--- Start Entries ---

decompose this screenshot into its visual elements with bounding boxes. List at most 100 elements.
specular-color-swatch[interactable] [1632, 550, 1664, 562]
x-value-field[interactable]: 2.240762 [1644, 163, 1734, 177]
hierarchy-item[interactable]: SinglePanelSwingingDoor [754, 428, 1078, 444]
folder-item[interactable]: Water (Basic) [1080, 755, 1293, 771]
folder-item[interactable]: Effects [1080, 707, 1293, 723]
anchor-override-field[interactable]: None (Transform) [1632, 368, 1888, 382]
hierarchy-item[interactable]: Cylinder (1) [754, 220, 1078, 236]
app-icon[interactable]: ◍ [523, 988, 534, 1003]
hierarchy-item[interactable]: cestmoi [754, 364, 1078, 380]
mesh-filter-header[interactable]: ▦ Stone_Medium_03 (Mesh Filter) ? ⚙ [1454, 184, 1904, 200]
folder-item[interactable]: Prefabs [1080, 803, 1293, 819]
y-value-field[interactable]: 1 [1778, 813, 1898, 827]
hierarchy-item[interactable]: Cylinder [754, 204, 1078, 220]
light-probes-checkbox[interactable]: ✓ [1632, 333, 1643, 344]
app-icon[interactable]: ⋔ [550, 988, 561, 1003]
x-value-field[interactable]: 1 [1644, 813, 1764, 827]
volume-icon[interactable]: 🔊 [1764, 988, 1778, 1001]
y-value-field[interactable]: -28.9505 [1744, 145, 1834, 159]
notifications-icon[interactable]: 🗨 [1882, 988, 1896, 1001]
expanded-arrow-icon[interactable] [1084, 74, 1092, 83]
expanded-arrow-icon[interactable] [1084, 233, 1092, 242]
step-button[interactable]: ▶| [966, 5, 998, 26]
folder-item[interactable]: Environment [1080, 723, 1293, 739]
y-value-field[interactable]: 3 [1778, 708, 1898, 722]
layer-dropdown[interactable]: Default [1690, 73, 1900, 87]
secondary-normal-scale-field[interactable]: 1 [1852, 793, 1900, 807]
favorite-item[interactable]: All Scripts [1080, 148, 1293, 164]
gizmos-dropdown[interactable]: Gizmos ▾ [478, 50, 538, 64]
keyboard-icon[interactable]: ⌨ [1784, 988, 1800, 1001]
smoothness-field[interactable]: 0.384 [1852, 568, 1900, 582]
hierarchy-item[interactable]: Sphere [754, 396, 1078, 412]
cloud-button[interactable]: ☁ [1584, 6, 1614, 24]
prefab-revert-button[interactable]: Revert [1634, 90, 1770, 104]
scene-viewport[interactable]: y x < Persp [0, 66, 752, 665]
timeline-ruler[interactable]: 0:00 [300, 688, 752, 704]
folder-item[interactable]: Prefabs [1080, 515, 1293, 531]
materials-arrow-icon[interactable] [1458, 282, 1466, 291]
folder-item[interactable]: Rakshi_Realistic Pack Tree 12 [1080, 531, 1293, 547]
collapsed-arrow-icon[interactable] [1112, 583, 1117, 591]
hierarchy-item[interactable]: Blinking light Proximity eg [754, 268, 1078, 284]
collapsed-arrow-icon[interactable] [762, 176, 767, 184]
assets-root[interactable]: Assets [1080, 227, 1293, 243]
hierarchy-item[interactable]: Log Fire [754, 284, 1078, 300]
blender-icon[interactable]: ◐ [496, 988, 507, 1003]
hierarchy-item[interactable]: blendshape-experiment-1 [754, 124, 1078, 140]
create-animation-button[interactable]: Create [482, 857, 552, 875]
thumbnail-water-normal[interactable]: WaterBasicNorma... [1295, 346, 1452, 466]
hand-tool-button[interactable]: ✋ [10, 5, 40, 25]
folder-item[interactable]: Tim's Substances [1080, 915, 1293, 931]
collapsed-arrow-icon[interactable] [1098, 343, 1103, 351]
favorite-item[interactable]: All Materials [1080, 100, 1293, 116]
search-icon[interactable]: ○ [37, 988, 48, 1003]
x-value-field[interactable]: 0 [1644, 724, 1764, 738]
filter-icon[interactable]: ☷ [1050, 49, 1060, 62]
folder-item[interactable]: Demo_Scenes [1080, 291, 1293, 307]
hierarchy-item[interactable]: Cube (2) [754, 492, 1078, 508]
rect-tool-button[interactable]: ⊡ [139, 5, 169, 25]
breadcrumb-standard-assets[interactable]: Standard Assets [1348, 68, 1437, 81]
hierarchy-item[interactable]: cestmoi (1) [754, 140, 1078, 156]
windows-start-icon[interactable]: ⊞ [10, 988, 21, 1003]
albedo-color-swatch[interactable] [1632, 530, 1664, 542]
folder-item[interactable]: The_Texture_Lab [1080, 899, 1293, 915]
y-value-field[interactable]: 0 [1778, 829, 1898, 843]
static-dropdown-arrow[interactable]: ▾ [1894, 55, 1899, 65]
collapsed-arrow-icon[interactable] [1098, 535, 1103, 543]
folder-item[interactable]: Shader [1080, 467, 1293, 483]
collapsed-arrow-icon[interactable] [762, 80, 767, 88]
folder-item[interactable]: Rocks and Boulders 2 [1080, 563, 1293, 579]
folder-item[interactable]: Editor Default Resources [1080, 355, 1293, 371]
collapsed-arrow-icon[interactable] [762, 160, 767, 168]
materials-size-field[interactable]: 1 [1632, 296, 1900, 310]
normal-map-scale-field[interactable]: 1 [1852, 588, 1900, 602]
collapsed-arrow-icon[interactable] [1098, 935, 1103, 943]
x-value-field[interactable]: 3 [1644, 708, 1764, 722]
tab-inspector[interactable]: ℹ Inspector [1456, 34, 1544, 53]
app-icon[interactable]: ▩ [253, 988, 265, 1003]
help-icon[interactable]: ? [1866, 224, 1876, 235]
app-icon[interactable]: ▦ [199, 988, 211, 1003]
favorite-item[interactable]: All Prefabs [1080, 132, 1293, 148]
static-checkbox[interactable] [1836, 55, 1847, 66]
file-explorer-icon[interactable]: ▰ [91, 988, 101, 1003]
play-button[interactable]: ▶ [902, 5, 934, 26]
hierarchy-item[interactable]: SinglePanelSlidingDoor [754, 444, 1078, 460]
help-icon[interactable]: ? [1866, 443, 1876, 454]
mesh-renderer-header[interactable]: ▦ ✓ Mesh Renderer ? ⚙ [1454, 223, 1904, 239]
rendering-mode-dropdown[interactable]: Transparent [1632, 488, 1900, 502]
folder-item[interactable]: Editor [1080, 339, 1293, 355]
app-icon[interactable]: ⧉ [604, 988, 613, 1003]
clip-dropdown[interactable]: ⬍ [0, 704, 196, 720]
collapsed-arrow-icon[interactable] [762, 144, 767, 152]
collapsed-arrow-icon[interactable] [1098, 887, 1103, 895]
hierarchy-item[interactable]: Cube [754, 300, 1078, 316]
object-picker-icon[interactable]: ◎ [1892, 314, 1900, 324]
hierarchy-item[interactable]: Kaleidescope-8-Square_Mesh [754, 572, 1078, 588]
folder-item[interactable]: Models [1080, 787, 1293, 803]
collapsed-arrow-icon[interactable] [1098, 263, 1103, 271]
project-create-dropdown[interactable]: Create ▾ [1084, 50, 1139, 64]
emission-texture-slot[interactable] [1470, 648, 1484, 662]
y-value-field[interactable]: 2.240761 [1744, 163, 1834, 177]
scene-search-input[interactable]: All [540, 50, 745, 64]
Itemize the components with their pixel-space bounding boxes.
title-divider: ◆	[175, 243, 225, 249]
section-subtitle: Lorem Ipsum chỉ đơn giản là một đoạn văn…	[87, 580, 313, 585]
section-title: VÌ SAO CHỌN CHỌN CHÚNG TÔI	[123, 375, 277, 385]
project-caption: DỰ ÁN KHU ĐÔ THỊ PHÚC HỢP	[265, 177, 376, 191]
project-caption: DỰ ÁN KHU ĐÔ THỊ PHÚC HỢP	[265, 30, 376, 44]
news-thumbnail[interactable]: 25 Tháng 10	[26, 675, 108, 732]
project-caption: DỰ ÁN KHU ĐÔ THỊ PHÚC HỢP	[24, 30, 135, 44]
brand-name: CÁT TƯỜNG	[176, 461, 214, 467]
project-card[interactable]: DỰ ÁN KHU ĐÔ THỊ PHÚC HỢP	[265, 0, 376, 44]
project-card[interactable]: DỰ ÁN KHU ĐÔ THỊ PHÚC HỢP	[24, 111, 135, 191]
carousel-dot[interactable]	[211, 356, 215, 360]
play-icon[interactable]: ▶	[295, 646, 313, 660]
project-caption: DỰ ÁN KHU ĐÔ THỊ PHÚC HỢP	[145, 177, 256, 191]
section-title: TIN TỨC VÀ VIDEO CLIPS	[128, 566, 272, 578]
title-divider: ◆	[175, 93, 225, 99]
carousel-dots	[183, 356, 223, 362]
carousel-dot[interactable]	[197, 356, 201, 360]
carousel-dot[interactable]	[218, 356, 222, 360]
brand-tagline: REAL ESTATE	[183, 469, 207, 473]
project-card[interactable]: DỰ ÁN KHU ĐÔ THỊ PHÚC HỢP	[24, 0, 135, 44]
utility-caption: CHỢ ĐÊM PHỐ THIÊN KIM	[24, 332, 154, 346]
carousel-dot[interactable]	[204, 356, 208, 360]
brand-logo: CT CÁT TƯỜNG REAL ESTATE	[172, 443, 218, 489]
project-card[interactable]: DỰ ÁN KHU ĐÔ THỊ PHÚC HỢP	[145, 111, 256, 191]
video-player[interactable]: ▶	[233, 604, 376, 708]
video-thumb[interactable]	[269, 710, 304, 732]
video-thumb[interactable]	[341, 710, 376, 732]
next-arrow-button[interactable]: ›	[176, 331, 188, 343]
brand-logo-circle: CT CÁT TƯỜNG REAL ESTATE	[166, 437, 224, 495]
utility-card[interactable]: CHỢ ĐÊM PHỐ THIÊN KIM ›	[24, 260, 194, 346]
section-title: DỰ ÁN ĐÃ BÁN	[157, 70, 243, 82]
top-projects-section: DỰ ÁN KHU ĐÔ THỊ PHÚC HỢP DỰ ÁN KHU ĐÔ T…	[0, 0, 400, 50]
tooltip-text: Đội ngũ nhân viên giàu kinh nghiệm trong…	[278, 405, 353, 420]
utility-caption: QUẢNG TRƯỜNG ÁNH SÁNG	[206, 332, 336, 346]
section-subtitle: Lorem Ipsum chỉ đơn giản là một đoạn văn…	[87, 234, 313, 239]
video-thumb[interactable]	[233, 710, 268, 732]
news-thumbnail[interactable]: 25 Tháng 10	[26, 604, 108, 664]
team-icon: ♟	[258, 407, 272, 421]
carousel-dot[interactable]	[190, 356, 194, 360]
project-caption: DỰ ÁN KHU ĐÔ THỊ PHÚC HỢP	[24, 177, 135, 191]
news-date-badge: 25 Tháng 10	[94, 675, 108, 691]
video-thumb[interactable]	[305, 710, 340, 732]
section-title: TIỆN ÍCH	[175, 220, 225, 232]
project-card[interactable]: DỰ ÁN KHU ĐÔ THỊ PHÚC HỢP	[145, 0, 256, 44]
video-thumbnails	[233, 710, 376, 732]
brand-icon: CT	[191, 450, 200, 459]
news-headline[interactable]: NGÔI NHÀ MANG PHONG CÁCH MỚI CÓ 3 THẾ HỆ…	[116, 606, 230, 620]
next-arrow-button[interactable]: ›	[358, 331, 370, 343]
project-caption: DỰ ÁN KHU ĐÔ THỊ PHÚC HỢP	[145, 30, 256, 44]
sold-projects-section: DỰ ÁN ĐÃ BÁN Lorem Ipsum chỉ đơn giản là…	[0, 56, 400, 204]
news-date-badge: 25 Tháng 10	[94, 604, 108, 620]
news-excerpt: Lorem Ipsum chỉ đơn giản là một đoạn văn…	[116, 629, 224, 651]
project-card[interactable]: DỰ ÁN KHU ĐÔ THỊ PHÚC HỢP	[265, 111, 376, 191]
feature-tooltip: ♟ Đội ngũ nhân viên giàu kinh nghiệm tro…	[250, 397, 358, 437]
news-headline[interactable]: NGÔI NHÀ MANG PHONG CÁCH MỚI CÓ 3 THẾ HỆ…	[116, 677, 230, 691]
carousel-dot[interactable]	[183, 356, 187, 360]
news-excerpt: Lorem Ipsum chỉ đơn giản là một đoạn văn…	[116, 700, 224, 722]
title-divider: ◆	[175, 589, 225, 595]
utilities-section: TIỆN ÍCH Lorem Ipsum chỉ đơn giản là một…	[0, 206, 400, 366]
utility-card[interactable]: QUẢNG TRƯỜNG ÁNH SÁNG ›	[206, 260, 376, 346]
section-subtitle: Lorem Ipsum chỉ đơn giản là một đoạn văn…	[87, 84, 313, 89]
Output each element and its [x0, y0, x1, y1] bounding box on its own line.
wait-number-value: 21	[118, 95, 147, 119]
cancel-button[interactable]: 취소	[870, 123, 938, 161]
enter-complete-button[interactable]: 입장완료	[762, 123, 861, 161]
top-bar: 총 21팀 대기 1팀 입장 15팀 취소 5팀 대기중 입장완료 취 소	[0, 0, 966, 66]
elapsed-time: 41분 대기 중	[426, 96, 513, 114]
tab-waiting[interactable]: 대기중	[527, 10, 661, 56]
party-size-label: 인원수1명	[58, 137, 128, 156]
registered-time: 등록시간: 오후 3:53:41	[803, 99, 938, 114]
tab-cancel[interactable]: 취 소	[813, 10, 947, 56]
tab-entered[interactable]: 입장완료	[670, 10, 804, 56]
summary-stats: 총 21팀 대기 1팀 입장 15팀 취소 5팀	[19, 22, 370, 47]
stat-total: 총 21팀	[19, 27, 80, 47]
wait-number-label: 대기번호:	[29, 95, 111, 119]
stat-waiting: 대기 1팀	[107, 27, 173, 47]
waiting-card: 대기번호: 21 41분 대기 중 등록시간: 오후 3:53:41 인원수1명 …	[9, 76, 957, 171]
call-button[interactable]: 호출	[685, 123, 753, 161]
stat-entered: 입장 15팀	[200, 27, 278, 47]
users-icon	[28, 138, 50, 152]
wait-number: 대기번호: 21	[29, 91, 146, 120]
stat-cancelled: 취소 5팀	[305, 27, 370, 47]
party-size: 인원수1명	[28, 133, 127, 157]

--- End Entries ---

▶ _Stated goal_
Rewrite the material from its first line through the line containing "y-value-field[interactable]: 1 [1778, 813, 1898, 827]", changing "folder-item" to "directory-item" wherever it occurs and leaving everything else unchanged.

▶ _The reply_
decompose this screenshot into its visual elements with bounding boxes. List at most 100 elements.
specular-color-swatch[interactable] [1632, 550, 1664, 562]
x-value-field[interactable]: 2.240762 [1644, 163, 1734, 177]
hierarchy-item[interactable]: SinglePanelSwingingDoor [754, 428, 1078, 444]
directory-item[interactable]: Water (Basic) [1080, 755, 1293, 771]
directory-item[interactable]: Effects [1080, 707, 1293, 723]
anchor-override-field[interactable]: None (Transform) [1632, 368, 1888, 382]
hierarchy-item[interactable]: Cylinder (1) [754, 220, 1078, 236]
app-icon[interactable]: ◍ [523, 988, 534, 1003]
hierarchy-item[interactable]: cestmoi [754, 364, 1078, 380]
mesh-filter-header[interactable]: ▦ Stone_Medium_03 (Mesh Filter) ? ⚙ [1454, 184, 1904, 200]
directory-item[interactable]: Prefabs [1080, 803, 1293, 819]
y-value-field[interactable]: 1 [1778, 813, 1898, 827]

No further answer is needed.